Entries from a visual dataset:
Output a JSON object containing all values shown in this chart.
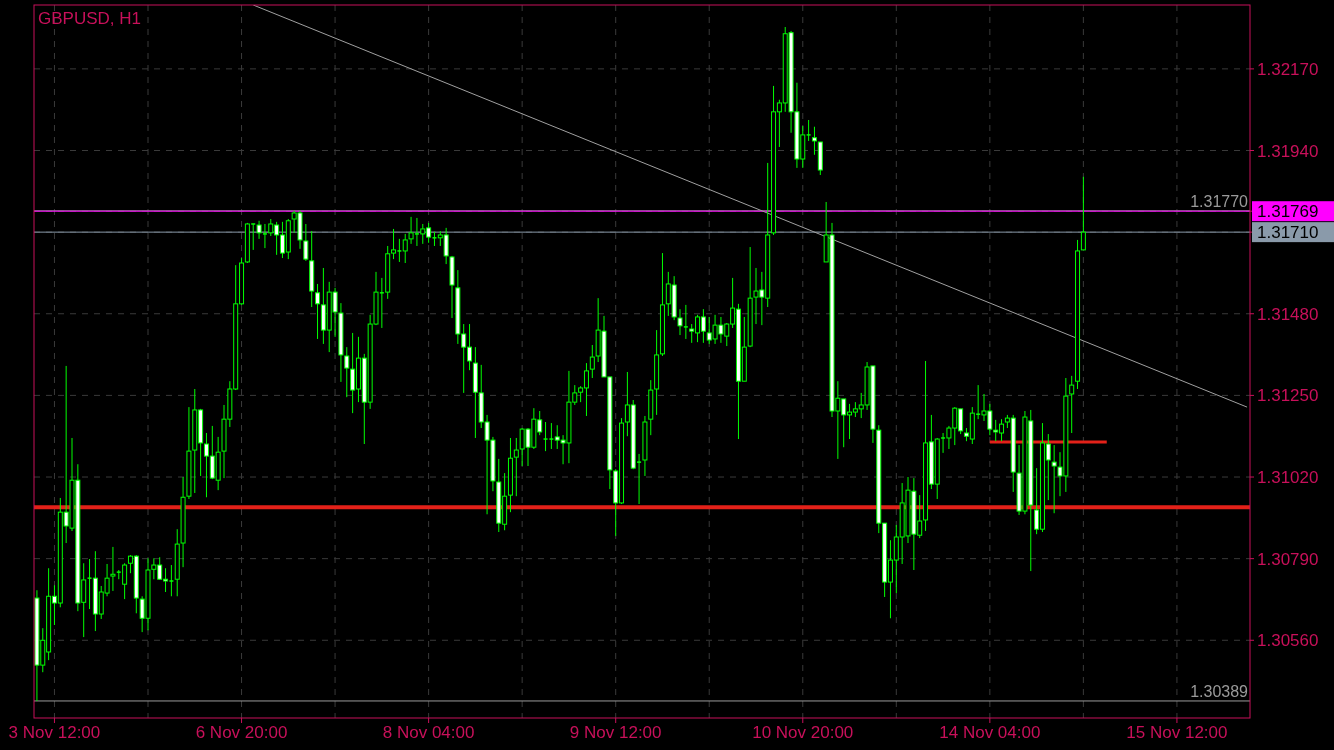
{
  "chart_data": {
    "type": "candlestick",
    "title": "GBPUSD, H1",
    "categories": [
      null,
      null,
      null,
      "3 Nov 12:00",
      null,
      null,
      null,
      null,
      null,
      null,
      null,
      null,
      null,
      null,
      null,
      null,
      null,
      null,
      null,
      null,
      null,
      null,
      null,
      null,
      null,
      null,
      null,
      null,
      null,
      null,
      null,
      null,
      null,
      null,
      null,
      "6 Nov 20:00",
      null,
      null,
      null,
      null,
      null,
      null,
      null,
      null,
      null,
      null,
      null,
      null,
      null,
      null,
      null,
      null,
      null,
      null,
      null,
      null,
      null,
      null,
      null,
      null,
      null,
      null,
      null,
      null,
      null,
      null,
      null,
      "8 Nov 04:00",
      null,
      null,
      null,
      null,
      null,
      null,
      null,
      null,
      null,
      null,
      null,
      null,
      null,
      null,
      null,
      null,
      null,
      null,
      null,
      null,
      null,
      null,
      null,
      null,
      null,
      null,
      null,
      null,
      null,
      null,
      null,
      "9 Nov 12:00",
      null,
      null,
      null,
      null,
      null,
      null,
      null,
      null,
      null,
      null,
      null,
      null,
      null,
      null,
      null,
      null,
      null,
      null,
      null,
      null,
      null,
      null,
      null,
      null,
      null,
      null,
      null,
      null,
      null,
      null,
      null,
      "10 Nov 20:00",
      null,
      null,
      null,
      null,
      null,
      null,
      null,
      null,
      null,
      null,
      null,
      null,
      null,
      null,
      null,
      null,
      null,
      null,
      null,
      null,
      null,
      null,
      null,
      null,
      null,
      null,
      null,
      null,
      null,
      null,
      null,
      "14 Nov 04:00",
      null,
      null,
      null,
      null,
      null,
      null,
      null,
      null,
      null,
      null,
      null,
      null,
      null,
      null,
      null,
      null,
      null,
      null,
      null,
      null,
      null,
      null,
      null,
      null,
      null,
      null,
      null,
      null,
      null,
      null,
      null,
      "15 Nov 12:00",
      null,
      null,
      null,
      null,
      null,
      null,
      null,
      null,
      null,
      null,
      null,
      null
    ],
    "ohlc": [
      [
        1.30679,
        1.30701,
        1.30389,
        1.3049
      ],
      [
        1.3049,
        1.30594,
        1.3047,
        1.3056
      ],
      [
        1.30527,
        1.30763,
        1.30504,
        1.30684
      ],
      [
        1.30684,
        1.30715,
        1.30603,
        1.30665
      ],
      [
        1.30665,
        1.30961,
        1.30653,
        1.30921
      ],
      [
        1.30921,
        1.31333,
        1.30834,
        1.30882
      ],
      [
        1.30876,
        1.3113,
        1.30868,
        1.31011
      ],
      [
        1.31011,
        1.31056,
        1.30642,
        1.30665
      ],
      [
        1.30667,
        1.30777,
        1.30569,
        1.3073
      ],
      [
        1.30735,
        1.30789,
        1.30648,
        1.30735
      ],
      [
        1.30735,
        1.30811,
        1.30586,
        1.30634
      ],
      [
        1.30634,
        1.30713,
        1.3062,
        1.30696
      ],
      [
        1.30693,
        1.30775,
        1.30684,
        1.30735
      ],
      [
        1.30741,
        1.30823,
        1.30699,
        1.30746
      ],
      [
        1.30752,
        1.30758,
        1.30732,
        1.30752
      ],
      [
        1.30718,
        1.30777,
        1.30676,
        1.30772
      ],
      [
        1.30777,
        1.308,
        1.30749,
        1.30797
      ],
      [
        1.30797,
        1.308,
        1.30636,
        1.30679
      ],
      [
        1.30676,
        1.30684,
        1.30583,
        1.30622
      ],
      [
        1.30622,
        1.30791,
        1.30588,
        1.30758
      ],
      [
        1.3076,
        1.30791,
        1.30732,
        1.30772
      ],
      [
        1.30772,
        1.30794,
        1.3073,
        1.30732
      ],
      [
        1.30732,
        1.30763,
        1.30696,
        1.30727
      ],
      [
        1.30727,
        1.30772,
        1.30684,
        1.30727
      ],
      [
        1.30732,
        1.30873,
        1.30684,
        1.30831
      ],
      [
        1.30834,
        1.3102,
        1.30766,
        1.30963
      ],
      [
        1.30966,
        1.31217,
        1.30958,
        1.31093
      ],
      [
        1.31096,
        1.31268,
        1.30975,
        1.31209
      ],
      [
        1.31209,
        1.31212,
        1.31023,
        1.31116
      ],
      [
        1.31113,
        1.31144,
        1.30963,
        1.31079
      ],
      [
        1.31079,
        1.31164,
        1.31014,
        1.31017
      ],
      [
        1.31011,
        1.31133,
        1.30983,
        1.3109
      ],
      [
        1.31093,
        1.31223,
        1.31017,
        1.31183
      ],
      [
        1.31183,
        1.3129,
        1.31161,
        1.31268
      ],
      [
        1.31268,
        1.31617,
        1.31265,
        1.31508
      ],
      [
        1.31508,
        1.31637,
        1.31505,
        1.31623
      ],
      [
        1.31626,
        1.31736,
        1.31623,
        1.31733
      ],
      [
        1.31733,
        1.31733,
        1.3166,
        1.31733
      ],
      [
        1.3173,
        1.31742,
        1.31691,
        1.31708
      ],
      [
        1.31705,
        1.31733,
        1.31665,
        1.31705
      ],
      [
        1.31708,
        1.31747,
        1.31699,
        1.31733
      ],
      [
        1.3173,
        1.31739,
        1.31646,
        1.31702
      ],
      [
        1.31702,
        1.31739,
        1.31637,
        1.31651
      ],
      [
        1.31654,
        1.31747,
        1.31634,
        1.31742
      ],
      [
        1.31747,
        1.3177,
        1.31708,
        1.31764
      ],
      [
        1.31764,
        1.3177,
        1.31663,
        1.31688
      ],
      [
        1.31685,
        1.31733,
        1.31629,
        1.31634
      ],
      [
        1.31629,
        1.31713,
        1.31499,
        1.31544
      ],
      [
        1.31539,
        1.31564,
        1.31409,
        1.31508
      ],
      [
        1.31505,
        1.31609,
        1.31395,
        1.31434
      ],
      [
        1.31434,
        1.3157,
        1.31372,
        1.31541
      ],
      [
        1.31541,
        1.31553,
        1.31415,
        1.31485
      ],
      [
        1.31482,
        1.3151,
        1.31288,
        1.31364
      ],
      [
        1.31361,
        1.31386,
        1.31245,
        1.31327
      ],
      [
        1.31324,
        1.31426,
        1.312,
        1.31265
      ],
      [
        1.31268,
        1.31415,
        1.31231,
        1.31355
      ],
      [
        1.31355,
        1.31367,
        1.31113,
        1.31231
      ],
      [
        1.31231,
        1.31477,
        1.31212,
        1.31451
      ],
      [
        1.31451,
        1.31598,
        1.31448,
        1.31541
      ],
      [
        1.31539,
        1.31581,
        1.3144,
        1.31539
      ],
      [
        1.31541,
        1.31671,
        1.31522,
        1.31649
      ],
      [
        1.31651,
        1.31719,
        1.31634,
        1.3166
      ],
      [
        1.31657,
        1.31691,
        1.31626,
        1.31657
      ],
      [
        1.31657,
        1.31705,
        1.31623,
        1.31688
      ],
      [
        1.31691,
        1.31753,
        1.31677,
        1.31708
      ],
      [
        1.31705,
        1.3175,
        1.31671,
        1.31705
      ],
      [
        1.31705,
        1.31733,
        1.31677,
        1.31719
      ],
      [
        1.31722,
        1.31736,
        1.3168,
        1.31696
      ],
      [
        1.31694,
        1.31711,
        1.31671,
        1.31694
      ],
      [
        1.31694,
        1.31713,
        1.31671,
        1.31702
      ],
      [
        1.31702,
        1.31722,
        1.3162,
        1.31643
      ],
      [
        1.3164,
        1.31643,
        1.31468,
        1.31561
      ],
      [
        1.31553,
        1.31603,
        1.31395,
        1.31423
      ],
      [
        1.31423,
        1.31451,
        1.31257,
        1.31386
      ],
      [
        1.31386,
        1.31451,
        1.31321,
        1.31347
      ],
      [
        1.31341,
        1.31386,
        1.3113,
        1.31259
      ],
      [
        1.31257,
        1.31336,
        1.31158,
        1.31175
      ],
      [
        1.31175,
        1.31195,
        1.30915,
        1.31124
      ],
      [
        1.31124,
        1.31133,
        1.3098,
        1.31009
      ],
      [
        1.31006,
        1.31071,
        1.30865,
        1.3089
      ],
      [
        1.30887,
        1.31031,
        1.3087,
        1.30966
      ],
      [
        1.30969,
        1.3113,
        1.30921,
        1.31073
      ],
      [
        1.31076,
        1.3113,
        1.30966,
        1.31096
      ],
      [
        1.31099,
        1.31158,
        1.31051,
        1.31155
      ],
      [
        1.31155,
        1.31158,
        1.31051,
        1.31104
      ],
      [
        1.31104,
        1.31214,
        1.31099,
        1.31183
      ],
      [
        1.31181,
        1.31206,
        1.31138,
        1.31147
      ],
      [
        1.31127,
        1.31175,
        1.31093,
        1.31127
      ],
      [
        1.31127,
        1.31172,
        1.31099,
        1.31127
      ],
      [
        1.31133,
        1.31166,
        1.31099,
        1.31124
      ],
      [
        1.31124,
        1.31138,
        1.31056,
        1.31116
      ],
      [
        1.31116,
        1.31319,
        1.31059,
        1.31231
      ],
      [
        1.31231,
        1.31279,
        1.31223,
        1.31257
      ],
      [
        1.31259,
        1.31276,
        1.31231,
        1.31271
      ],
      [
        1.31271,
        1.31341,
        1.31192,
        1.31319
      ],
      [
        1.31324,
        1.31392,
        1.31299,
        1.31358
      ],
      [
        1.31361,
        1.31524,
        1.31344,
        1.31434
      ],
      [
        1.31431,
        1.31474,
        1.31302,
        1.31302
      ],
      [
        1.31302,
        1.31302,
        1.30986,
        1.3104
      ],
      [
        1.31037,
        1.31042,
        1.30854,
        1.30947
      ],
      [
        1.30947,
        1.31186,
        1.30944,
        1.31172
      ],
      [
        1.31175,
        1.31316,
        1.31135,
        1.31223
      ],
      [
        1.31223,
        1.31237,
        1.31042,
        1.31045
      ],
      [
        1.31062,
        1.31085,
        1.30944,
        1.31062
      ],
      [
        1.31068,
        1.31192,
        1.31023,
        1.31175
      ],
      [
        1.31183,
        1.31293,
        1.31138,
        1.31265
      ],
      [
        1.31268,
        1.31434,
        1.31195,
        1.31364
      ],
      [
        1.31367,
        1.31651,
        1.31361,
        1.31505
      ],
      [
        1.31508,
        1.31598,
        1.31474,
        1.31564
      ],
      [
        1.31561,
        1.31586,
        1.31462,
        1.31471
      ],
      [
        1.31468,
        1.31493,
        1.3142,
        1.31446
      ],
      [
        1.31443,
        1.31505,
        1.31409,
        1.31443
      ],
      [
        1.31437,
        1.31451,
        1.31398,
        1.31431
      ],
      [
        1.31426,
        1.31477,
        1.314,
        1.31471
      ],
      [
        1.31471,
        1.31493,
        1.31398,
        1.31431
      ],
      [
        1.31426,
        1.31471,
        1.31395,
        1.31406
      ],
      [
        1.31409,
        1.31477,
        1.31395,
        1.31448
      ],
      [
        1.31448,
        1.31471,
        1.31398,
        1.31423
      ],
      [
        1.31417,
        1.31454,
        1.31389,
        1.31451
      ],
      [
        1.31451,
        1.31581,
        1.3144,
        1.31496
      ],
      [
        1.31493,
        1.31508,
        1.31127,
        1.3129
      ],
      [
        1.3129,
        1.31471,
        1.3129,
        1.31386
      ],
      [
        1.31389,
        1.31668,
        1.31386,
        1.31524
      ],
      [
        1.31527,
        1.31609,
        1.31451,
        1.31544
      ],
      [
        1.31547,
        1.31598,
        1.31448,
        1.31527
      ],
      [
        1.31524,
        1.31905,
        1.31499,
        1.31702
      ],
      [
        1.31708,
        1.32122,
        1.31702,
        1.32049
      ],
      [
        1.32049,
        1.32083,
        1.3195,
        1.32074
      ],
      [
        1.32074,
        1.32288,
        1.32049,
        1.32269
      ],
      [
        1.32272,
        1.32277,
        1.3199,
        1.32049
      ],
      [
        1.32049,
        1.32131,
        1.31891,
        1.31916
      ],
      [
        1.31916,
        1.32009,
        1.31891,
        1.31984
      ],
      [
        1.31984,
        1.32026,
        1.31967,
        1.31984
      ],
      [
        1.31976,
        1.32007,
        1.31928,
        1.31967
      ],
      [
        1.31964,
        1.31964,
        1.31871,
        1.31885
      ],
      [
        1.31626,
        1.31795,
        1.31626,
        1.31702
      ],
      [
        1.31702,
        1.31736,
        1.31189,
        1.31206
      ],
      [
        1.31206,
        1.3129,
        1.31071,
        1.31242
      ],
      [
        1.3124,
        1.3124,
        1.31104,
        1.31195
      ],
      [
        1.31195,
        1.31226,
        1.31127,
        1.31203
      ],
      [
        1.31203,
        1.31231,
        1.31189,
        1.31212
      ],
      [
        1.31212,
        1.31257,
        1.31186,
        1.31223
      ],
      [
        1.31223,
        1.31344,
        1.31209,
        1.3133
      ],
      [
        1.31333,
        1.31333,
        1.31116,
        1.31155
      ],
      [
        1.31152,
        1.31166,
        1.30862,
        1.3089
      ],
      [
        1.3089,
        1.3089,
        1.30682,
        1.30724
      ],
      [
        1.30724,
        1.30842,
        1.30622,
        1.30786
      ],
      [
        1.30786,
        1.30885,
        1.30693,
        1.30851
      ],
      [
        1.30851,
        1.31003,
        1.30775,
        1.30947
      ],
      [
        1.30854,
        1.3102,
        1.30834,
        1.30983
      ],
      [
        1.3098,
        1.31017,
        1.30758,
        1.30859
      ],
      [
        1.30856,
        1.30969,
        1.30848,
        1.30896
      ],
      [
        1.30899,
        1.31347,
        1.30868,
        1.31116
      ],
      [
        1.31119,
        1.31195,
        1.30986,
        1.31
      ],
      [
        1.31,
        1.3113,
        1.30958,
        1.31127
      ],
      [
        1.3113,
        1.31144,
        1.31088,
        1.3113
      ],
      [
        1.3113,
        1.31164,
        1.31099,
        1.31158
      ],
      [
        1.31158,
        1.31217,
        1.3111,
        1.31214
      ],
      [
        1.31212,
        1.31212,
        1.31141,
        1.3115
      ],
      [
        1.31144,
        1.31158,
        1.31121,
        1.31135
      ],
      [
        1.31127,
        1.31217,
        1.31113,
        1.312
      ],
      [
        1.31197,
        1.31279,
        1.31183,
        1.31197
      ],
      [
        1.31195,
        1.31254,
        1.31178,
        1.31206
      ],
      [
        1.31206,
        1.31226,
        1.31138,
        1.31155
      ],
      [
        1.31152,
        1.31181,
        1.31121,
        1.31147
      ],
      [
        1.31144,
        1.31183,
        1.31121,
        1.31169
      ],
      [
        1.31175,
        1.31195,
        1.31158,
        1.31186
      ],
      [
        1.31186,
        1.31195,
        1.30978,
        1.31034
      ],
      [
        1.31031,
        1.3111,
        1.30913,
        1.30924
      ],
      [
        1.30924,
        1.31206,
        1.30915,
        1.31189
      ],
      [
        1.31178,
        1.31209,
        1.30755,
        1.30941
      ],
      [
        1.30927,
        1.31045,
        1.30859,
        1.30873
      ],
      [
        1.30873,
        1.31172,
        1.30865,
        1.31116
      ],
      [
        1.31113,
        1.31141,
        1.30955,
        1.31068
      ],
      [
        1.31062,
        1.3111,
        1.30918,
        1.31051
      ],
      [
        1.31048,
        1.3109,
        1.30966,
        1.31023
      ],
      [
        1.31023,
        1.31299,
        1.30978,
        1.31248
      ],
      [
        1.31254,
        1.31305,
        1.31144,
        1.31279
      ],
      [
        1.3129,
        1.31688,
        1.31268,
        1.31657
      ],
      [
        1.3166,
        1.31866,
        1.3166,
        1.3171
      ],
      null,
      null,
      null,
      null,
      null,
      null,
      null,
      null,
      null,
      null,
      null,
      null,
      null,
      null,
      null,
      null,
      null,
      null,
      null,
      null,
      null,
      null,
      null,
      null,
      null,
      null,
      null,
      null
    ],
    "series": [
      {
        "type": "line",
        "color": "#a0a0a0",
        "values": [
          null,
          null,
          null,
          null,
          null,
          null,
          null,
          null,
          null,
          null,
          null,
          null,
          null,
          null,
          null,
          null,
          null,
          null,
          null,
          null,
          null,
          null,
          null,
          null,
          null,
          null,
          null,
          null,
          null,
          null,
          null,
          null,
          null,
          null,
          null,
          null,
          null,
          1.3235,
          null,
          null,
          null,
          null,
          null,
          null,
          null,
          null,
          null,
          null,
          null,
          null,
          null,
          null,
          null,
          null,
          null,
          null,
          null,
          null,
          null,
          null,
          null,
          null,
          null,
          null,
          null,
          null,
          null,
          null,
          null,
          null,
          null,
          null,
          null,
          null,
          null,
          null,
          null,
          null,
          null,
          null,
          null,
          null,
          null,
          null,
          null,
          null,
          null,
          null,
          null,
          null,
          null,
          null,
          null,
          null,
          null,
          null,
          null,
          null,
          null,
          null,
          null,
          null,
          null,
          null,
          null,
          null,
          null,
          null,
          null,
          null,
          null,
          null,
          null,
          null,
          null,
          null,
          null,
          null,
          null,
          null,
          null,
          null,
          null,
          null,
          null,
          null,
          null,
          null,
          null,
          null,
          null,
          null,
          null,
          null,
          null,
          null,
          null,
          null,
          null,
          null,
          null,
          null,
          null,
          null,
          null,
          null,
          null,
          null,
          null,
          null,
          null,
          null,
          null,
          null,
          null,
          null,
          null,
          null,
          null,
          null,
          null,
          null,
          null,
          null,
          null,
          null,
          null,
          null,
          null,
          null,
          null,
          null,
          null,
          null,
          null,
          null,
          null,
          null,
          null,
          null,
          null,
          null,
          null,
          null,
          null,
          null,
          null,
          null,
          null,
          null,
          null,
          null,
          null,
          null,
          null,
          null,
          null,
          null,
          null,
          null,
          null,
          null,
          null,
          null,
          null,
          null,
          null,
          1.31217
        ]
      },
      {
        "type": "line",
        "color": "#e32119",
        "values": [
          null,
          null,
          null,
          null,
          null,
          null,
          null,
          null,
          null,
          null,
          null,
          null,
          null,
          null,
          null,
          null,
          null,
          null,
          null,
          null,
          null,
          null,
          null,
          null,
          null,
          null,
          null,
          null,
          null,
          null,
          null,
          null,
          null,
          null,
          null,
          null,
          null,
          null,
          null,
          null,
          null,
          null,
          null,
          null,
          null,
          null,
          null,
          null,
          null,
          null,
          null,
          null,
          null,
          null,
          null,
          null,
          null,
          null,
          null,
          null,
          null,
          null,
          null,
          null,
          null,
          null,
          null,
          null,
          null,
          null,
          null,
          null,
          null,
          null,
          null,
          null,
          null,
          null,
          null,
          null,
          null,
          null,
          null,
          null,
          null,
          null,
          null,
          null,
          null,
          null,
          null,
          null,
          null,
          null,
          null,
          null,
          null,
          null,
          null,
          null,
          null,
          null,
          null,
          null,
          null,
          null,
          null,
          null,
          null,
          null,
          null,
          null,
          null,
          null,
          null,
          null,
          null,
          null,
          null,
          null,
          null,
          null,
          null,
          null,
          null,
          null,
          null,
          null,
          null,
          null,
          null,
          null,
          null,
          null,
          null,
          null,
          null,
          null,
          null,
          null,
          null,
          null,
          null,
          null,
          null,
          null,
          null,
          null,
          null,
          null,
          null,
          null,
          null,
          null,
          null,
          null,
          null,
          null,
          null,
          null,
          null,
          null,
          null,
          1.31119,
          1.31119,
          1.31119,
          1.31119,
          1.31119,
          1.31119,
          1.31119,
          1.31119,
          1.31119,
          1.31119,
          1.31119,
          1.31119,
          1.31119,
          1.31119,
          1.31119,
          1.31119,
          1.31119,
          1.31119,
          1.31119,
          1.31119,
          1.31119,
          null,
          null,
          null,
          null,
          null,
          null,
          null,
          null,
          null,
          null,
          null,
          null,
          null,
          null,
          null,
          null,
          null,
          null,
          null,
          null,
          null,
          null,
          null,
          null
        ]
      }
    ],
    "ylim": [
      1.30341,
      1.3235
    ],
    "yticks": [
      {
        "value": 1.3056,
        "label": "1.30560"
      },
      {
        "value": 1.3079,
        "label": "1.30790"
      },
      {
        "value": 1.3102,
        "label": "1.31020"
      },
      {
        "value": 1.3125,
        "label": "1.31250"
      },
      {
        "value": 1.3148,
        "label": "1.31480"
      },
      {
        "value": 1.3171,
        "label": "1.31710"
      },
      {
        "value": 1.31769,
        "label": "1.31769"
      },
      {
        "value": 1.3194,
        "label": "1.31940"
      },
      {
        "value": 1.3217,
        "label": "1.32170"
      }
    ],
    "ref_lines": [
      {
        "axis": "y",
        "value": 1.3177,
        "label": "1.31770",
        "color": "#9a9a9a"
      },
      {
        "axis": "y",
        "value": 1.30389,
        "label": "1.30389",
        "color": "#9a9a9a"
      },
      {
        "axis": "y",
        "value": 1.31769,
        "color": "#ff00ff"
      },
      {
        "axis": "y",
        "value": 1.3171,
        "color": "#8a9aaa"
      },
      {
        "axis": "y",
        "value": 1.30935,
        "color": "#e32119"
      }
    ],
    "grid": true
  }
}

§ **STATED GOAL**
Identify and extract each line of the listing that contains "label".

§ **EXERCISE RESULT**
        "label": "1.30560"
        "label": "1.30790"
        "label": "1.31020"
        "label": "1.31250"
        "label": "1.31480"
        "label": "1.31710"
        "label": "1.31769"
        "label": "1.31940"
        "label": "1.32170"
        "label": "1.31770",
        "label": "1.30389",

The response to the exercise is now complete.